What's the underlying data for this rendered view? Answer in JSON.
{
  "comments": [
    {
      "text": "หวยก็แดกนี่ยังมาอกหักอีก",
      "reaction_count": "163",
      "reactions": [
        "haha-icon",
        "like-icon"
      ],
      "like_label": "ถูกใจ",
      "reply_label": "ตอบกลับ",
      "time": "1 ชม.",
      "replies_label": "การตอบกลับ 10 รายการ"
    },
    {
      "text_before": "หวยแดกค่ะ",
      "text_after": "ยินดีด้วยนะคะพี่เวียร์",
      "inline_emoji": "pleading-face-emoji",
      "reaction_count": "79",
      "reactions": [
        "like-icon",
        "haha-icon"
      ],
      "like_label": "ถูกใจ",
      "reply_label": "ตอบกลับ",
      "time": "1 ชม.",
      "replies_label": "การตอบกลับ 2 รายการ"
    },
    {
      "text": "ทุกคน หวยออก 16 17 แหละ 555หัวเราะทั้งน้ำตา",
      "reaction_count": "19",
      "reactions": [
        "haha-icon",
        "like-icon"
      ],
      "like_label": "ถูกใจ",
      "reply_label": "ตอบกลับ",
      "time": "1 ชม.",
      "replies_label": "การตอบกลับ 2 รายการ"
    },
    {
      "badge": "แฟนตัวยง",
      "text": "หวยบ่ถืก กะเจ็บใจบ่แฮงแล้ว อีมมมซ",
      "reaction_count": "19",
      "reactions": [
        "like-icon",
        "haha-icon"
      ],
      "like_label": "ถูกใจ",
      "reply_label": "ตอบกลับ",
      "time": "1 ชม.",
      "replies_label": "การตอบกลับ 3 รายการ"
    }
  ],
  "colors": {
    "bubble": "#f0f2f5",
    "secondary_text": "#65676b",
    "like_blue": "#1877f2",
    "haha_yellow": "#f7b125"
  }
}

------------------------------

## WHAT THIS TASK INVOLVES
Return the entries in full, keeping every line exactly as it is.

## FULL ANSWER
What's the underlying data for this rendered view? Answer in JSON.
{
  "comments": [
    {
      "text": "หวยก็แดกนี่ยังมาอกหักอีก",
      "reaction_count": "163",
      "reactions": [
        "haha-icon",
        "like-icon"
      ],
      "like_label": "ถูกใจ",
      "reply_label": "ตอบกลับ",
      "time": "1 ชม.",
      "replies_label": "การตอบกลับ 10 รายการ"
    },
    {
      "text_before": "หวยแดกค่ะ",
      "text_after": "ยินดีด้วยนะคะพี่เวียร์",
      "inline_emoji": "pleading-face-emoji",
      "reaction_count": "79",
      "reactions": [
        "like-icon",
        "haha-icon"
      ],
      "like_label": "ถูกใจ",
      "reply_label": "ตอบกลับ",
      "time": "1 ชม.",
      "replies_label": "การตอบกลับ 2 รายการ"
    },
    {
      "text": "ทุกคน หวยออก 16 17 แหละ 555หัวเราะทั้งน้ำตา",
      "reaction_count": "19",
      "reactions": [
        "haha-icon",
        "like-icon"
      ],
      "like_label": "ถูกใจ",
      "reply_label": "ตอบกลับ",
      "time": "1 ชม.",
      "replies_label": "การตอบกลับ 2 รายการ"
    },
    {
      "badge": "แฟนตัวยง",
      "text": "หวยบ่ถืก กะเจ็บใจบ่แฮงแล้ว อีมมมซ",
      "reaction_count": "19",
      "reactions": [
        "like-icon",
        "haha-icon"
      ],
      "like_label": "ถูกใจ",
      "reply_label": "ตอบกลับ",
      "time": "1 ชม.",
      "replies_label": "การตอบกลับ 3 รายการ"
    }
  ],
  "colors": {
    "bubble": "#f0f2f5",
    "secondary_text": "#65676b",
    "like_blue": "#1877f2",
    "haha_yellow": "#f7b125"
  }
}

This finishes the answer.